Set exercise
How many lines of these entries include the string "JSON"? State the number alone.

Data shown
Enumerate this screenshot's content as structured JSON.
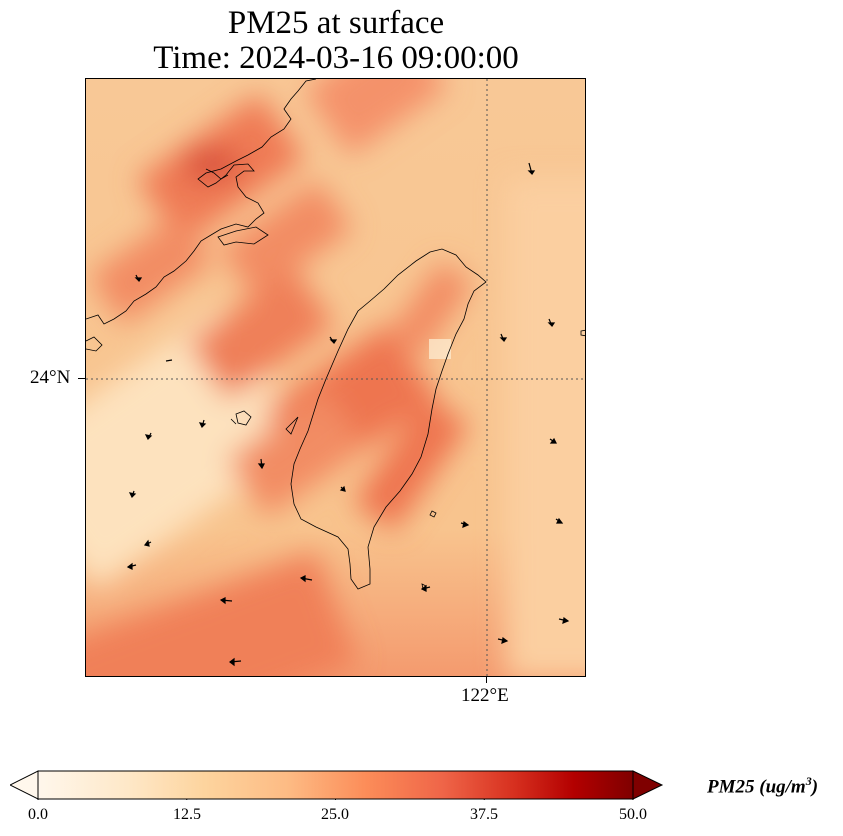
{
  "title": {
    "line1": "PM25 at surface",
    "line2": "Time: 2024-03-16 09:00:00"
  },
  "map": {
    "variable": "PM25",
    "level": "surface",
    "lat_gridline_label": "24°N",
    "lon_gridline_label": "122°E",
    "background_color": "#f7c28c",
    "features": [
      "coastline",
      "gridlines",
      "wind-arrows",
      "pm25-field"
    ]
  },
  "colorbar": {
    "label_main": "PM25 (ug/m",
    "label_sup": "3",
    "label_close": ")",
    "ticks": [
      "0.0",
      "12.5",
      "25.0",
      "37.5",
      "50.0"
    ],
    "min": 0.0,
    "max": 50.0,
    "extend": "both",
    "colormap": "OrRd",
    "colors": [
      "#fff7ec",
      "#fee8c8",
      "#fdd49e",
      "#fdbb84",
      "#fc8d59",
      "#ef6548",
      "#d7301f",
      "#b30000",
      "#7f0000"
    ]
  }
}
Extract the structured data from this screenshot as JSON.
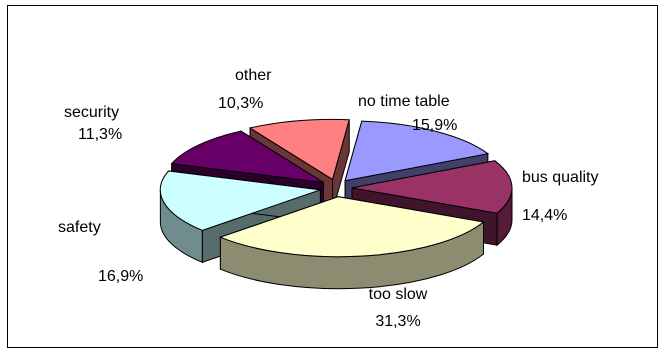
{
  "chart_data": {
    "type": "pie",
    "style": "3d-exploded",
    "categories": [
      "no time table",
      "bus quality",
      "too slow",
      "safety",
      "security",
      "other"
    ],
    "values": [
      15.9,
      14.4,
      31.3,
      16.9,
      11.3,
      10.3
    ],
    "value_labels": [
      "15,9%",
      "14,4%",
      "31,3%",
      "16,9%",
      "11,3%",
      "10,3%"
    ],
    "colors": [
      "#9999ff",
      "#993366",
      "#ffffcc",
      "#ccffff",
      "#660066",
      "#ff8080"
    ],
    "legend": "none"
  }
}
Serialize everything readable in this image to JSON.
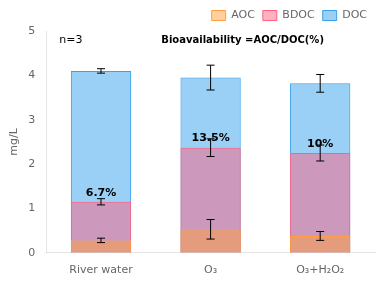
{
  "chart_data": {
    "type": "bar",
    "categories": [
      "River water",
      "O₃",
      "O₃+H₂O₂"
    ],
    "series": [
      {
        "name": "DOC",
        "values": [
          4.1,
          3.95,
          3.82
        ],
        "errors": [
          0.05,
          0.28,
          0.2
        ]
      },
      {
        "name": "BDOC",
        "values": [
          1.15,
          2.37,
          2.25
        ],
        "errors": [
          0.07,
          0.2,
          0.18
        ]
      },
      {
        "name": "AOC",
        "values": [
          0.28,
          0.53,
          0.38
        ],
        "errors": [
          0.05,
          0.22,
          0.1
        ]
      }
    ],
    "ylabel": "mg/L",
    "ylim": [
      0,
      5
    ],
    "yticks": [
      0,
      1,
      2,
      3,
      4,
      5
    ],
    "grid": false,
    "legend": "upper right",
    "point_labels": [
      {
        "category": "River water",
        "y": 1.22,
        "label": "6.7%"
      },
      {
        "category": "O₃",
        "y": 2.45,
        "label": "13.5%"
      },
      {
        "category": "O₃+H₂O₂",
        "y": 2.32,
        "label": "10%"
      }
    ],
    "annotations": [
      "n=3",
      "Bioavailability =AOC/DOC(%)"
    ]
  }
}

The result
3